[Dataset records]
--*--

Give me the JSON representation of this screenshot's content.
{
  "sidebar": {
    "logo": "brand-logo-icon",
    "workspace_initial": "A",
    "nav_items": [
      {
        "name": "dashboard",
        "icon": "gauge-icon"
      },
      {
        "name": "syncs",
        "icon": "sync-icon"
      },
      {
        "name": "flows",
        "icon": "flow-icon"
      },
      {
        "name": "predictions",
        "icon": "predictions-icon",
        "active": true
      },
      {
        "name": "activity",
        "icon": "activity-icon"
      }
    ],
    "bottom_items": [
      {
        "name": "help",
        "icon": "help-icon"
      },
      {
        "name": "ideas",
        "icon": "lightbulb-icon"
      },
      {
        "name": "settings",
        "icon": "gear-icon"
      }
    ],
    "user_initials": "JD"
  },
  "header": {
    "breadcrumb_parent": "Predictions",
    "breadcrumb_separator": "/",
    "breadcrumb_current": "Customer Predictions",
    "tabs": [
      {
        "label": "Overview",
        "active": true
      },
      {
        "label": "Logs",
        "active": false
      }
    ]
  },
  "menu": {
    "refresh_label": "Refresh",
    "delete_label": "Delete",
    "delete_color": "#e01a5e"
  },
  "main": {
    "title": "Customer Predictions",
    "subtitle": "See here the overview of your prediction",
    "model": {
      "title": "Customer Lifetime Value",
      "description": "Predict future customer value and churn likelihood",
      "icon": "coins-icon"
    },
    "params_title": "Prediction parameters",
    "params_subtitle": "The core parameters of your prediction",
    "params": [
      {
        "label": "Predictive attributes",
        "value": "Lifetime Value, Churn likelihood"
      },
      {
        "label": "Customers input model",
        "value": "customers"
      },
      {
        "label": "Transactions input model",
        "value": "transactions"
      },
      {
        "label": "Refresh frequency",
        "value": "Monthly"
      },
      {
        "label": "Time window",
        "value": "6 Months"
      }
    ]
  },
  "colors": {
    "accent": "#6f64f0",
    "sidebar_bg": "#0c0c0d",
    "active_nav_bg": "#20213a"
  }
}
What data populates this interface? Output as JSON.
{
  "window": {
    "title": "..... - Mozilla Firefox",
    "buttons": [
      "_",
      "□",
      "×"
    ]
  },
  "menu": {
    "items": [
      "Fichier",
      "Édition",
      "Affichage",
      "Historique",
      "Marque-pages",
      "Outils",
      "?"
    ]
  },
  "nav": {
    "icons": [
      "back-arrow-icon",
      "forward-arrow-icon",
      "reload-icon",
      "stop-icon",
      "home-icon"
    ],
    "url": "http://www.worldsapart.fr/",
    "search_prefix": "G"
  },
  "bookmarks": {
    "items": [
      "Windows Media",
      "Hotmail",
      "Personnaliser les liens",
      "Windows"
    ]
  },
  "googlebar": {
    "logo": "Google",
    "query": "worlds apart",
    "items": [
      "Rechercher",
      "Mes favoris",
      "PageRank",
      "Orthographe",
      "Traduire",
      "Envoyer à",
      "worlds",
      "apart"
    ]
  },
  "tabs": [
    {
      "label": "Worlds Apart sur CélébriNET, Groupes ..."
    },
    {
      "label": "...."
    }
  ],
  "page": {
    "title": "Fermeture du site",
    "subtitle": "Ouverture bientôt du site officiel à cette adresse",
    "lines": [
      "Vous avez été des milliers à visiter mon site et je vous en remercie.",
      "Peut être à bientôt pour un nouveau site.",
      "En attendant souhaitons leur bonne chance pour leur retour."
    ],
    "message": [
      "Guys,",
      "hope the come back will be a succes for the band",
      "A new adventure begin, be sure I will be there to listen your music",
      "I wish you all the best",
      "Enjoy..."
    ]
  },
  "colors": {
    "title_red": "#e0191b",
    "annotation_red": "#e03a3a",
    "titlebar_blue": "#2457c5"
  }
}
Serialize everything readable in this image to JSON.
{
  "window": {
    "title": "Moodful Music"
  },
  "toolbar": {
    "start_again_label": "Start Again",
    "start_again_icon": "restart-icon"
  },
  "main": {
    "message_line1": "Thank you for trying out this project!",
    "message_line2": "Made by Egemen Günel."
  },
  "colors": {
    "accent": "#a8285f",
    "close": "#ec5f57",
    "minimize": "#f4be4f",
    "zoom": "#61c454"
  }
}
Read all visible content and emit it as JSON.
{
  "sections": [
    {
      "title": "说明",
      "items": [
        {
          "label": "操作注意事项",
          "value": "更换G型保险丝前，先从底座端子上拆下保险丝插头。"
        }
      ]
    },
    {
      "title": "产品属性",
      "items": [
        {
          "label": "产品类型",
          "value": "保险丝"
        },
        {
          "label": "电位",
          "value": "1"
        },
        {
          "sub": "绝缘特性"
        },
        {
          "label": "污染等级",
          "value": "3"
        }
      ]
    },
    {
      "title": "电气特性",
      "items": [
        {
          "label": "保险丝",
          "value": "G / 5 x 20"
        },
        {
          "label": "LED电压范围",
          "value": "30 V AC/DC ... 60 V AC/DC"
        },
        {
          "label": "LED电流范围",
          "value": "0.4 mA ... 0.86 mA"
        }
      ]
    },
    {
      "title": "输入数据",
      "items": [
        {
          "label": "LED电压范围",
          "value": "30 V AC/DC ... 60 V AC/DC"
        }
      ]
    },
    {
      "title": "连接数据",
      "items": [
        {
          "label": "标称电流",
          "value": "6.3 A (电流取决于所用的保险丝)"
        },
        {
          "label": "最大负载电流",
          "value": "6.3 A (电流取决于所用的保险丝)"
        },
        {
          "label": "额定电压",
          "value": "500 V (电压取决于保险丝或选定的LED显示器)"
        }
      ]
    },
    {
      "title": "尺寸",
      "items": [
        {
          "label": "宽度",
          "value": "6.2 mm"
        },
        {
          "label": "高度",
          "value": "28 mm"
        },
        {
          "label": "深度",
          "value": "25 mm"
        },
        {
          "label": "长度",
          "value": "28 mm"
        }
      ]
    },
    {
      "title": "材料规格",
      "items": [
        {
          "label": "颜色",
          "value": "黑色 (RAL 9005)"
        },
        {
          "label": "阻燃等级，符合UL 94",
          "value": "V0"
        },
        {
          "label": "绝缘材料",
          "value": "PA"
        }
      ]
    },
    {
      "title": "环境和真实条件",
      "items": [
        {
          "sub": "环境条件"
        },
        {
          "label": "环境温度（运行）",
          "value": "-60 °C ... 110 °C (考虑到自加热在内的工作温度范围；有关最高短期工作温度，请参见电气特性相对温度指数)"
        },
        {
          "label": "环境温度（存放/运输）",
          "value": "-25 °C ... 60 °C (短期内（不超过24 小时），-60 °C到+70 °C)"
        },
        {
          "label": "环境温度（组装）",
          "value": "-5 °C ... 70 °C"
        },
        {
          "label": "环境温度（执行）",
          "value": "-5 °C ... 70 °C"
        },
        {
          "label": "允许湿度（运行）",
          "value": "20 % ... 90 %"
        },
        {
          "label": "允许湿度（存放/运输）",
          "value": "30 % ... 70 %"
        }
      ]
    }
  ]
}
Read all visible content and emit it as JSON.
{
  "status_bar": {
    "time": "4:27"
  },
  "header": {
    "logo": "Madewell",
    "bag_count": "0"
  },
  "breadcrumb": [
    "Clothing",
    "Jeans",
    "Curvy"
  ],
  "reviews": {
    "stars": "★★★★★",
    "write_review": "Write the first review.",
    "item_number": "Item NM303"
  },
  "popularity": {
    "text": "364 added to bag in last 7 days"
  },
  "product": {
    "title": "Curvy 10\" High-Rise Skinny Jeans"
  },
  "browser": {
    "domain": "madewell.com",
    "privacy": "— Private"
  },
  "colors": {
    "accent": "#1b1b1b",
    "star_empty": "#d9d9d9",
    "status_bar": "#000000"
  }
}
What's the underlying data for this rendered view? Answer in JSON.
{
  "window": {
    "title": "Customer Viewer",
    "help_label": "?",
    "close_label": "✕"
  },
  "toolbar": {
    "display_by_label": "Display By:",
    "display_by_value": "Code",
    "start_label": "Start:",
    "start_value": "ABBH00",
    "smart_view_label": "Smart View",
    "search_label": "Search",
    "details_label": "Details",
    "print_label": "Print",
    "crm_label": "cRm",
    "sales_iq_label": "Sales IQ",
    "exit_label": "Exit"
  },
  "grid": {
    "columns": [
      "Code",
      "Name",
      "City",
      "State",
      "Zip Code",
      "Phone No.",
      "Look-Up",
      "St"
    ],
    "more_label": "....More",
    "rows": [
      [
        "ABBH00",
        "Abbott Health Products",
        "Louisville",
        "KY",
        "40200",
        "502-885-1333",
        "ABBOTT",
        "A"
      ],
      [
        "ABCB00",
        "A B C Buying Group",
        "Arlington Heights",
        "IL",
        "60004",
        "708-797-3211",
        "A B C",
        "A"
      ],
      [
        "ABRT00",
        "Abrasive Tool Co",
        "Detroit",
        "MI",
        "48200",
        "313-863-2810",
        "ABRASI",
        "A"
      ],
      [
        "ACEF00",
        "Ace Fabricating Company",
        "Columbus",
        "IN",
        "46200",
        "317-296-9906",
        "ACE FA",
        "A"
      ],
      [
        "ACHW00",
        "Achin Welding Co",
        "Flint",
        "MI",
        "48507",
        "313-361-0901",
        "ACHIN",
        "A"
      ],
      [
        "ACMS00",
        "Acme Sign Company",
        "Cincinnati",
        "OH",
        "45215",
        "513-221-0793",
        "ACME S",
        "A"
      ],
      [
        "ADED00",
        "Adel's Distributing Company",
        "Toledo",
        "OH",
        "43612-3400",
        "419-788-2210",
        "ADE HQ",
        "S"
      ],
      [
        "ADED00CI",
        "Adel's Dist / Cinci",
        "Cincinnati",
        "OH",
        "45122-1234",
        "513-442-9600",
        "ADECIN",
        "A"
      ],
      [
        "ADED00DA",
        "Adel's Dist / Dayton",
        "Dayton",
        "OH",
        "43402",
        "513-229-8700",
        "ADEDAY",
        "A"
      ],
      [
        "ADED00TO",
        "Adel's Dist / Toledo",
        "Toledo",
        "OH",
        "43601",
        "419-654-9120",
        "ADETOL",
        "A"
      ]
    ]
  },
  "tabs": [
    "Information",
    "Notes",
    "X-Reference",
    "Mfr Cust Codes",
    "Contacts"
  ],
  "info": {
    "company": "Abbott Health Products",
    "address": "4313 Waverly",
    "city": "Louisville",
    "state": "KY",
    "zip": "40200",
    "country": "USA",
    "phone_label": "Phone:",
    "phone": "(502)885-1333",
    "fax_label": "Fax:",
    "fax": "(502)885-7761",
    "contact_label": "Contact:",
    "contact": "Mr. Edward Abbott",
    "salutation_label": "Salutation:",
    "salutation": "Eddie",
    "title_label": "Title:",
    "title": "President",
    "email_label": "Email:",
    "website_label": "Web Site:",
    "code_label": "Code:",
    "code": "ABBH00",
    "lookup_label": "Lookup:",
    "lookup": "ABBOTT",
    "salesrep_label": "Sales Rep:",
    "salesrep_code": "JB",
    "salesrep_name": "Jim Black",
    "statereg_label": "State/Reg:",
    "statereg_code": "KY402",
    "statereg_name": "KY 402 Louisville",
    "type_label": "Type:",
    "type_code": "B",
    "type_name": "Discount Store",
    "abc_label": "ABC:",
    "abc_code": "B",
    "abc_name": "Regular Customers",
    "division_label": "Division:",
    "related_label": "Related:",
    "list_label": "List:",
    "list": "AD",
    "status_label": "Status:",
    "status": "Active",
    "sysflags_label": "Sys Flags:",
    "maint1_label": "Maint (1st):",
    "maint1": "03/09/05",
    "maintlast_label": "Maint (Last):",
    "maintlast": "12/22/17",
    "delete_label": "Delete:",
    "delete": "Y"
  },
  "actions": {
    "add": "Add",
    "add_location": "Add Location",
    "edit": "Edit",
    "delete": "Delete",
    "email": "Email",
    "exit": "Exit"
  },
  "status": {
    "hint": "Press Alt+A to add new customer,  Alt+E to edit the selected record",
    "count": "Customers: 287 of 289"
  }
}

--*--

**WHAT IS BEING ASKED:**
Which lines hold the word "Health"? Show each one.

**SOLUTION FOR THIS EXERCISE:**
        "Abbott Health Products",
    "company": "Abbott Health Products",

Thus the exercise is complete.